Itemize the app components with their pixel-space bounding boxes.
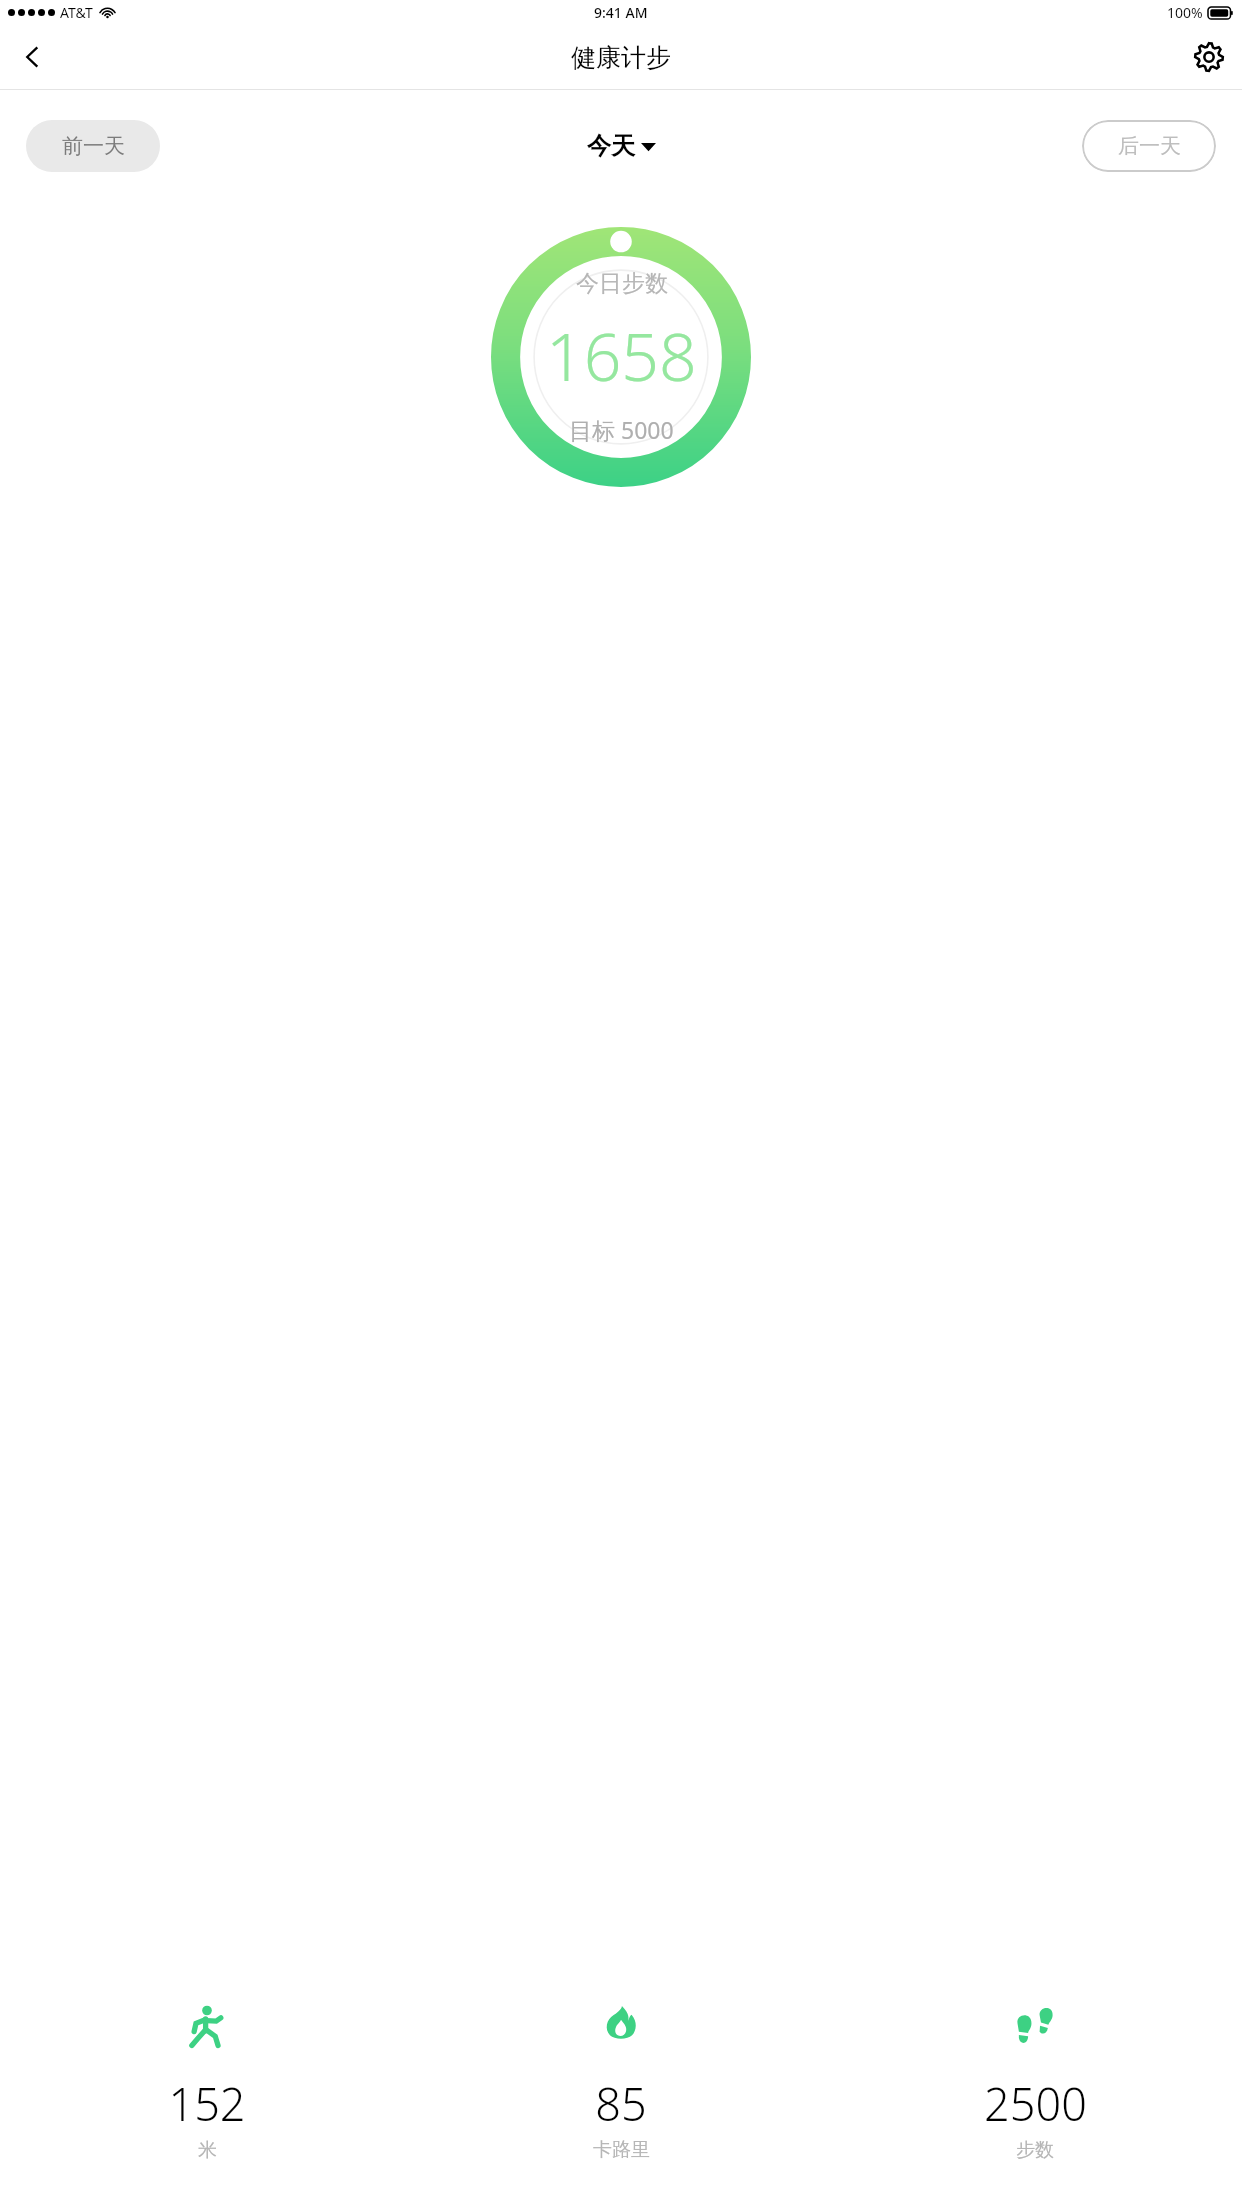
staticText: 卡路里 <box>593 2138 650 2162</box>
staticText: AT&T <box>60 3 93 22</box>
button[interactable]: 后一天 <box>1082 120 1216 172</box>
staticText: 85 <box>595 2073 647 2134</box>
button[interactable]: Settings <box>1176 24 1242 90</box>
button[interactable]: 152 <box>0 2005 414 2162</box>
staticText: 步数 <box>1016 2138 1054 2162</box>
staticText: 目标 5000 <box>569 414 674 445</box>
staticText: 9:41 AM <box>594 3 648 22</box>
staticText: 健康计步 <box>571 42 671 73</box>
button[interactable]: 2500 <box>828 2005 1242 2162</box>
button[interactable]: Back <box>0 24 66 90</box>
staticText: 今天 <box>587 131 635 161</box>
staticText: 1658 <box>546 310 697 400</box>
staticText: 今日步数 <box>576 269 668 298</box>
staticText: 100% <box>1167 3 1203 22</box>
staticText: 2500 <box>984 2073 1087 2134</box>
button[interactable]: 今天 <box>579 123 664 169</box>
staticText: 米 <box>198 2138 217 2162</box>
button[interactable]: 前一天 <box>26 120 160 172</box>
button[interactable]: 85 <box>414 2005 828 2162</box>
staticText: 152 <box>168 2073 246 2134</box>
staticText: 后一天 <box>1118 133 1181 159</box>
staticText: 前一天 <box>62 133 125 159</box>
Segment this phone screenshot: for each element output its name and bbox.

◆ ◆ ◆ ◆ ◆ ◆ ◆

* Testo del problema *
Per favore, raccogli ogni riga dei dati che contiene la parola "interactable", distinguendo tra maiuscole e minuscole.

* Risposta al problema *
button[interactable]: 后一天 <box>1082 120 1216 172</box>
button[interactable]: Settings <box>1176 24 1242 90</box>
button[interactable]: 152 <box>0 2005 414 2162</box>
button[interactable]: 2500 <box>828 2005 1242 2162</box>
button[interactable]: Back <box>0 24 66 90</box>
button[interactable]: 今天 <box>579 123 664 169</box>
button[interactable]: 前一天 <box>26 120 160 172</box>
button[interactable]: 85 <box>414 2005 828 2162</box>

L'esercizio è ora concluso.